### Work instructions
Copy every line of the data that includes the string "teams".

--- START OF The input ---

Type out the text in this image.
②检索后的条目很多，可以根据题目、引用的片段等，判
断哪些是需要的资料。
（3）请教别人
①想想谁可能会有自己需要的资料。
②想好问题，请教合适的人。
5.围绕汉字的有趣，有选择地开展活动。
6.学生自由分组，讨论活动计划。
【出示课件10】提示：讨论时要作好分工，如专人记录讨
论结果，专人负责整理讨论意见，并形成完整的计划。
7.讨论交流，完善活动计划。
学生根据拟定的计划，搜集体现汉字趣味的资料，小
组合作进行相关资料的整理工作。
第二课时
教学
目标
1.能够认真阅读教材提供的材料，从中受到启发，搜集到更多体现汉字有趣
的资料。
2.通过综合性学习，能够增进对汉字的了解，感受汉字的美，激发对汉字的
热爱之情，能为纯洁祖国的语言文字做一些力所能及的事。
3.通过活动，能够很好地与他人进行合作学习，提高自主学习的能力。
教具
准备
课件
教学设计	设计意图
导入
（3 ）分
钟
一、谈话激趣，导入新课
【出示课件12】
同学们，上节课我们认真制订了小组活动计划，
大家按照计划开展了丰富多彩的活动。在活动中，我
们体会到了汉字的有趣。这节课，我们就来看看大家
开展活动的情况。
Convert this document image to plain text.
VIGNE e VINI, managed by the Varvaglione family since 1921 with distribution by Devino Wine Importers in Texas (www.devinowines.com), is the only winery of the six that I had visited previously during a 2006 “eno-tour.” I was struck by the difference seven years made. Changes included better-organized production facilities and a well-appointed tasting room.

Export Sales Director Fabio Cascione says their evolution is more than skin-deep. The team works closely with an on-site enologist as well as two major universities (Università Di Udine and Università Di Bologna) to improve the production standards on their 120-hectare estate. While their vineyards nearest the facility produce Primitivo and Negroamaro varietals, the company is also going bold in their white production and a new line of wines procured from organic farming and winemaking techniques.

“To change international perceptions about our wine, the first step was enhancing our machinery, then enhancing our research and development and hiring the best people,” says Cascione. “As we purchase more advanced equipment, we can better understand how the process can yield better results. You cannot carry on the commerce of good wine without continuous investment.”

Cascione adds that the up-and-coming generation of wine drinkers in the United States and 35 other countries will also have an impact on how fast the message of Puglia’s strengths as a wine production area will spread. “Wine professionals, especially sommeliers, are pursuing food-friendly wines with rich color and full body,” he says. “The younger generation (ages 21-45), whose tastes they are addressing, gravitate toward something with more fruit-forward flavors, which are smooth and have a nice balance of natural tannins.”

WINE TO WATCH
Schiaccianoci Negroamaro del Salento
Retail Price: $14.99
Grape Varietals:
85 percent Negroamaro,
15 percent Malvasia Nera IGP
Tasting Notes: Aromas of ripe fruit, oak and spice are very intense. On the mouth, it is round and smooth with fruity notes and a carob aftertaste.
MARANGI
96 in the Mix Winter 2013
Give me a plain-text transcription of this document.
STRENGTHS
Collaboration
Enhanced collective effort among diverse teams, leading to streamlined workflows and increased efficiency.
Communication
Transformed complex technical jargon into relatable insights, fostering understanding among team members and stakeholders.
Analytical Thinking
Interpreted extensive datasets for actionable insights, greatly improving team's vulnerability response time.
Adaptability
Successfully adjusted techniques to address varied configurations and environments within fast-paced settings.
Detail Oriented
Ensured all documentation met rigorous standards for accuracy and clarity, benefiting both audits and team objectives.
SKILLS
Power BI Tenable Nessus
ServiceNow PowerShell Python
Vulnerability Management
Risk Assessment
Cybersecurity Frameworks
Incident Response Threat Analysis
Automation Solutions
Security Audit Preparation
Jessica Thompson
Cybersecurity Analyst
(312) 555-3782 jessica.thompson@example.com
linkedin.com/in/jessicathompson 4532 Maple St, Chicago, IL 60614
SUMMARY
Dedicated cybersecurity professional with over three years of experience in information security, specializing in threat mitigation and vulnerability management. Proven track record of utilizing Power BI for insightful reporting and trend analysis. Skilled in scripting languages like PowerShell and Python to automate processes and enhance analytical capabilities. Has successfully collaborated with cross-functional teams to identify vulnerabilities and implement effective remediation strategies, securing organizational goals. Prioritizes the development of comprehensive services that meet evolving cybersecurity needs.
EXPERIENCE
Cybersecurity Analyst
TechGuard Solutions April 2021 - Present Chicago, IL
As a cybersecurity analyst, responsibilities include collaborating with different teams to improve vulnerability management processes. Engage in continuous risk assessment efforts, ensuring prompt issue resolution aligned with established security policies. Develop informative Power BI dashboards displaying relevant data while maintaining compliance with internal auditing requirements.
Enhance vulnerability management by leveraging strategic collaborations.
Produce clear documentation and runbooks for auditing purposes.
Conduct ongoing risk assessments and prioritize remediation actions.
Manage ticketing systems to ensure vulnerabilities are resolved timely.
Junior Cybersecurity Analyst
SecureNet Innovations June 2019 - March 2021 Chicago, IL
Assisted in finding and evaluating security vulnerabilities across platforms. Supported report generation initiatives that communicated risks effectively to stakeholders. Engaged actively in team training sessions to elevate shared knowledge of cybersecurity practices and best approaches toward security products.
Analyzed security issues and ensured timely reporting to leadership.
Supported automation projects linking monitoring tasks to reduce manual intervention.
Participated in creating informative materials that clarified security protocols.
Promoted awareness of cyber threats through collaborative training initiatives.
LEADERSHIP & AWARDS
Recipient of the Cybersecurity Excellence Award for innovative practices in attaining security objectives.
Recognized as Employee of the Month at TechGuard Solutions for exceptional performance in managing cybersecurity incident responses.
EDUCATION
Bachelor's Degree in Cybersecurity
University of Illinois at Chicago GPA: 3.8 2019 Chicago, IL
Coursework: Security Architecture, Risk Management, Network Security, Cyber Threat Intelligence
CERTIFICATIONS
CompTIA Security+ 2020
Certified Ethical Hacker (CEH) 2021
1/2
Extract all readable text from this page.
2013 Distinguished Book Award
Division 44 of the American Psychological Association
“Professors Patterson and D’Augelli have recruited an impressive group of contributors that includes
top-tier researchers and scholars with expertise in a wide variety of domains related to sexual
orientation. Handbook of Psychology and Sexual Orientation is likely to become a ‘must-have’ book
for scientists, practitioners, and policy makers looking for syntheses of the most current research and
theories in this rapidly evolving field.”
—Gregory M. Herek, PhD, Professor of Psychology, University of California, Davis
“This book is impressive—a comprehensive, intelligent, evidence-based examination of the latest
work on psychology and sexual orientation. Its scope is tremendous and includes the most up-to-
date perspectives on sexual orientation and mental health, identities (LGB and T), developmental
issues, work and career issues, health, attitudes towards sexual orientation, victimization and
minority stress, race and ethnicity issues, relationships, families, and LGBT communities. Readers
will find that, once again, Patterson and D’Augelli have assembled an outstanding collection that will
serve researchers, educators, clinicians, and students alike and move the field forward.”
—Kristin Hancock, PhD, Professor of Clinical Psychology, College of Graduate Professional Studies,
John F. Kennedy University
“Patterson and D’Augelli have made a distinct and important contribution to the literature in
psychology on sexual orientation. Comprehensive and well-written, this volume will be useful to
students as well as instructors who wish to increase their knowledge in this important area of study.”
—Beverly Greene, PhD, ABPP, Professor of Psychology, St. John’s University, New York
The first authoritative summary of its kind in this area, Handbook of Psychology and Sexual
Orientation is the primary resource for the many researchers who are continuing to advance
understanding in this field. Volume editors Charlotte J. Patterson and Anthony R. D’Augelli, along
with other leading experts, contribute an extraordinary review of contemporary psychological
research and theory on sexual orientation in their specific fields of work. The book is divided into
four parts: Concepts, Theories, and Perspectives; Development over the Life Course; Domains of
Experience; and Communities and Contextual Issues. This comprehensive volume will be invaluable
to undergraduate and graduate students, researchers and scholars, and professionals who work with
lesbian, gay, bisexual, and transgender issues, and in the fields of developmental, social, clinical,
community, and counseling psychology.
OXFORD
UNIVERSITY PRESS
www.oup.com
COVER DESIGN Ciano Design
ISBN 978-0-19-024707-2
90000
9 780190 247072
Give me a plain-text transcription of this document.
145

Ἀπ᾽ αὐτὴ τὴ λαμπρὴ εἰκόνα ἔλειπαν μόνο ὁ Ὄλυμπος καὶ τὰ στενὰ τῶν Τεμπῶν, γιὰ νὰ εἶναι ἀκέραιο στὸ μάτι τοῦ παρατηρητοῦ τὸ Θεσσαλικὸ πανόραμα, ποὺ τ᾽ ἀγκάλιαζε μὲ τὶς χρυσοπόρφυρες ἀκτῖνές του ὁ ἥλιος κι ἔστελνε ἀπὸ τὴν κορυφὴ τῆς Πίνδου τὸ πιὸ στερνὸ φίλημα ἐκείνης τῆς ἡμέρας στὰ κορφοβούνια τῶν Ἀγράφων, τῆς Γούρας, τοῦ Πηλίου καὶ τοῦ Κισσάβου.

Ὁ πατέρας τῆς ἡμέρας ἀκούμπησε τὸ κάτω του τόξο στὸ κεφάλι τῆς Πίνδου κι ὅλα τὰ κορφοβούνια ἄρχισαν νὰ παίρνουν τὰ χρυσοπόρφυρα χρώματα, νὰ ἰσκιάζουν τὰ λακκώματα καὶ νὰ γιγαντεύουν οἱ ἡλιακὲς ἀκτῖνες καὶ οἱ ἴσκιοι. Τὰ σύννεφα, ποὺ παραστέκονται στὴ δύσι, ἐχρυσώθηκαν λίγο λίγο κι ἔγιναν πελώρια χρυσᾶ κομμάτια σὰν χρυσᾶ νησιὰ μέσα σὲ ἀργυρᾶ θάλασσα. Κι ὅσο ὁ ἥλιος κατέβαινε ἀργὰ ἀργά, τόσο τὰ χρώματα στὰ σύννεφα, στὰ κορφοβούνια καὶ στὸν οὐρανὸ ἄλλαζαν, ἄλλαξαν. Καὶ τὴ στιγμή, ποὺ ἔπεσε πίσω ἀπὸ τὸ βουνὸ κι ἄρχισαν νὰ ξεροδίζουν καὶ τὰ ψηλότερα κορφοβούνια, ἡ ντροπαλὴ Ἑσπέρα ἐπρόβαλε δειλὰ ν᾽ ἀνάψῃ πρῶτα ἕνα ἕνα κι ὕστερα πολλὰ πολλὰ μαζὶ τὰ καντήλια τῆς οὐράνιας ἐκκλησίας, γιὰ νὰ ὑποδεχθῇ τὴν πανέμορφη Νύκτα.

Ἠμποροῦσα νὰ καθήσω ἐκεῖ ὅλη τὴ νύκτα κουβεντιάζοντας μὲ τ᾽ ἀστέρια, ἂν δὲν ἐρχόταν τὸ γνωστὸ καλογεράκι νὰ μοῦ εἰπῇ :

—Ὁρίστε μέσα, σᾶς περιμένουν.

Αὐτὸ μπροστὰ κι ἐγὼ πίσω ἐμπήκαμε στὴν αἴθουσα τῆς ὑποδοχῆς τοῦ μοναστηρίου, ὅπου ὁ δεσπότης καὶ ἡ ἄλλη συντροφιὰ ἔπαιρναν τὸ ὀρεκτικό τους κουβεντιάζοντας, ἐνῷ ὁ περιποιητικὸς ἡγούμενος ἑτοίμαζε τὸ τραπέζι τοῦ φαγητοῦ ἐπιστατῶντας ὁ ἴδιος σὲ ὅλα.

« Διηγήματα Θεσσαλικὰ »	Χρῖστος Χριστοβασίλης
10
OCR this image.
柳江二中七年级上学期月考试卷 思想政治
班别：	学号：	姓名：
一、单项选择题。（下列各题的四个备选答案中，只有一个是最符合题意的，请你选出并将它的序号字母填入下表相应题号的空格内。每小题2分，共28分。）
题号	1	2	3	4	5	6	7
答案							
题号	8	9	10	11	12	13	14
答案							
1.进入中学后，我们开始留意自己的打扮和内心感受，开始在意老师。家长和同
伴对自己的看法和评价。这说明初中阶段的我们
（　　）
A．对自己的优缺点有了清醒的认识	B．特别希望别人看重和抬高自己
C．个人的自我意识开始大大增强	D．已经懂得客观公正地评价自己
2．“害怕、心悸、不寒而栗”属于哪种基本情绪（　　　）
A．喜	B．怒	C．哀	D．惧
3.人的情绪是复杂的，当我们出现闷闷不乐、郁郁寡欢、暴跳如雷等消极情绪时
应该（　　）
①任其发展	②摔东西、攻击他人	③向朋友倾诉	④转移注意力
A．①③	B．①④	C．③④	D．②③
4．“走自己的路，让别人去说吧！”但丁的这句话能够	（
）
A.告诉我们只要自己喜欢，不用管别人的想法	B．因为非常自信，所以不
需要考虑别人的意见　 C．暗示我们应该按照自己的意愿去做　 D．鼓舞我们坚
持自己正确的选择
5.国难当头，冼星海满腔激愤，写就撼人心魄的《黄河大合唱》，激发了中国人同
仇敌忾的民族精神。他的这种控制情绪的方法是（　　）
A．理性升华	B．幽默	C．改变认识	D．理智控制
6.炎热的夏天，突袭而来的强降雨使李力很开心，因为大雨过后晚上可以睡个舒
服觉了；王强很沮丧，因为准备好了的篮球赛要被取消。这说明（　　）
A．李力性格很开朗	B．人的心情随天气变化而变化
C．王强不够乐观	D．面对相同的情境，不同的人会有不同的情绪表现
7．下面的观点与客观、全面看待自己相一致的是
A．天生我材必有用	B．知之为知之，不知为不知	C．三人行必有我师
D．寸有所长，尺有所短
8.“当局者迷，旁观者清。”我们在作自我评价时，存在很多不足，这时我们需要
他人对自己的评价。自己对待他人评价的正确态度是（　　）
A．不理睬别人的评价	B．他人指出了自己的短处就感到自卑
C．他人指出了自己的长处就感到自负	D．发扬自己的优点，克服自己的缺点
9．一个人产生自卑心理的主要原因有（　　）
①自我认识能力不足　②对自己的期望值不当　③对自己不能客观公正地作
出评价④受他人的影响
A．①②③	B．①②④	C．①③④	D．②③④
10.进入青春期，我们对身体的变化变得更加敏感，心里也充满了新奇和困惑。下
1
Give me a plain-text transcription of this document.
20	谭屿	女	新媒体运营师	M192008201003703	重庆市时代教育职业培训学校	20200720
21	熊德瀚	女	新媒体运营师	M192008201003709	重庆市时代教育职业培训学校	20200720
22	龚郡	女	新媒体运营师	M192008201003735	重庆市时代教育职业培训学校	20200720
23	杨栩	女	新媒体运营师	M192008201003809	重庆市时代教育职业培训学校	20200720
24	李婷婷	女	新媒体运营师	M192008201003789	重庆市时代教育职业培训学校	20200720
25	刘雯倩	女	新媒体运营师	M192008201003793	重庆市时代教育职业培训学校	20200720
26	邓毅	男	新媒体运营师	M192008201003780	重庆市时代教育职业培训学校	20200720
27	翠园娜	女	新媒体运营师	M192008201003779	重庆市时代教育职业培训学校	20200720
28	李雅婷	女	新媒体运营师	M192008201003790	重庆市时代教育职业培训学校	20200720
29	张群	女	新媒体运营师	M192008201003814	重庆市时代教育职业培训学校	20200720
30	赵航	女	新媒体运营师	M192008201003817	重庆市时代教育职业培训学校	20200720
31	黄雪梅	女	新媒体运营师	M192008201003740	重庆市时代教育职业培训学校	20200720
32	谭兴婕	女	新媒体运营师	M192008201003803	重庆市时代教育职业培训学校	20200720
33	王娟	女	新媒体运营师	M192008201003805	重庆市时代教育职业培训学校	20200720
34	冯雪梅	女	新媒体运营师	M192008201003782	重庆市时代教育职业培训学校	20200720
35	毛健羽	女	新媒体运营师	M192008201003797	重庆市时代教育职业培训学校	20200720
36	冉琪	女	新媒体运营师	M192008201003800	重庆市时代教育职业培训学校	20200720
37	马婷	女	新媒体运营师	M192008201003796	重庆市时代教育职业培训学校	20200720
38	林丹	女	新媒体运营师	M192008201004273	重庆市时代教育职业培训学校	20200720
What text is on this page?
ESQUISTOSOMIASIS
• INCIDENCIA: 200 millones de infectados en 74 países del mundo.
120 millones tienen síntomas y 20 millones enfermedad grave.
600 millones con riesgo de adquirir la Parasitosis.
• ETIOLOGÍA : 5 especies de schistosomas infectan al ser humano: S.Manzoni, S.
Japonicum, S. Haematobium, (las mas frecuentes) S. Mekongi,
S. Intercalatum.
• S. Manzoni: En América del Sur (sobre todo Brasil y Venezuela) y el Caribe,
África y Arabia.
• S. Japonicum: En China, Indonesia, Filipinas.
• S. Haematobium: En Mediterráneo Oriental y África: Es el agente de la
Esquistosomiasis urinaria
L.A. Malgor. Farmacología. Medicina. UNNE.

--- END OF The input ---

### Reply
Enhanced collective effort among diverse teams, leading to streamlined workflows and increased efficiency.
Dedicated cybersecurity professional with over three years of experience in information security, specializing in threat mitigation and vulnerability management. Proven track record of utilizing Power BI for insightful reporting and trend analysis. Skilled in scripting languages like PowerShell and Python to automate processes and enhance analytical capabilities. Has successfully collaborated with cross-functional teams to identify vulnerabilities and implement effective remediation strategies, securing organizational goals. Prioritizes the development of comprehensive services that meet evolving cybersecurity needs.
As a cybersecurity analyst, responsibilities include collaborating with different teams to improve vulnerability management processes. Engage in continuous risk assessment efforts, ensuring prompt issue resolution aligned with established security policies. Develop informative Power BI dashboards displaying relevant data while maintaining compliance with internal auditing requirements.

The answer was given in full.